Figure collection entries
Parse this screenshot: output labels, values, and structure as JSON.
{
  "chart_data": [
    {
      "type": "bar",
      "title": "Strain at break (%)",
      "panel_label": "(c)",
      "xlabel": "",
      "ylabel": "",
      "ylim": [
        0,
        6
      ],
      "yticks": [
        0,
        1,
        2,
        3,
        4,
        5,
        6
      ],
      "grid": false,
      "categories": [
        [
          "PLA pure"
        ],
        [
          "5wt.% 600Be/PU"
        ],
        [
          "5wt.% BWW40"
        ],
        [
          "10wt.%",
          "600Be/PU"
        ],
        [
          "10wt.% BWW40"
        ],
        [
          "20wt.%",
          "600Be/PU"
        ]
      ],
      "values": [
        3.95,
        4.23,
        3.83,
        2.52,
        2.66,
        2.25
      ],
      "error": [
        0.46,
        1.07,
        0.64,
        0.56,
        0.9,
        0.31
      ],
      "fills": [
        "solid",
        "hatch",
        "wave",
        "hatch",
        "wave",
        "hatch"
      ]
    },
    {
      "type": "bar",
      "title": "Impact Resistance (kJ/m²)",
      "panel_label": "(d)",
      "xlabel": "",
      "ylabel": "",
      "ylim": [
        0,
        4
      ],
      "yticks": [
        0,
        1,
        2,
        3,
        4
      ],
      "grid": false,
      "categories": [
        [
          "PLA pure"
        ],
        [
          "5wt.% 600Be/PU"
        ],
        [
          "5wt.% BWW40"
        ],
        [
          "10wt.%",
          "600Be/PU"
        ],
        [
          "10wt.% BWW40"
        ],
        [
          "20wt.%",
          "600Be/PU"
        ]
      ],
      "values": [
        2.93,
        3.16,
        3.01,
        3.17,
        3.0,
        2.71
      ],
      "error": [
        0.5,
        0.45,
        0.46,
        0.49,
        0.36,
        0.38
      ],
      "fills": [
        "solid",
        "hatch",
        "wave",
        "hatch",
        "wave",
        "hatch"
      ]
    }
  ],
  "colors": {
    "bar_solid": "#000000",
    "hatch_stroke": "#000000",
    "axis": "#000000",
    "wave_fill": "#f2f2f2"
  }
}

• Stated problem:
List the lines of the records where "title" occurs.

• Result for this exercise:
      "title": "Strain at break (%)",
      "title": "Impact Resistance (kJ/m²)",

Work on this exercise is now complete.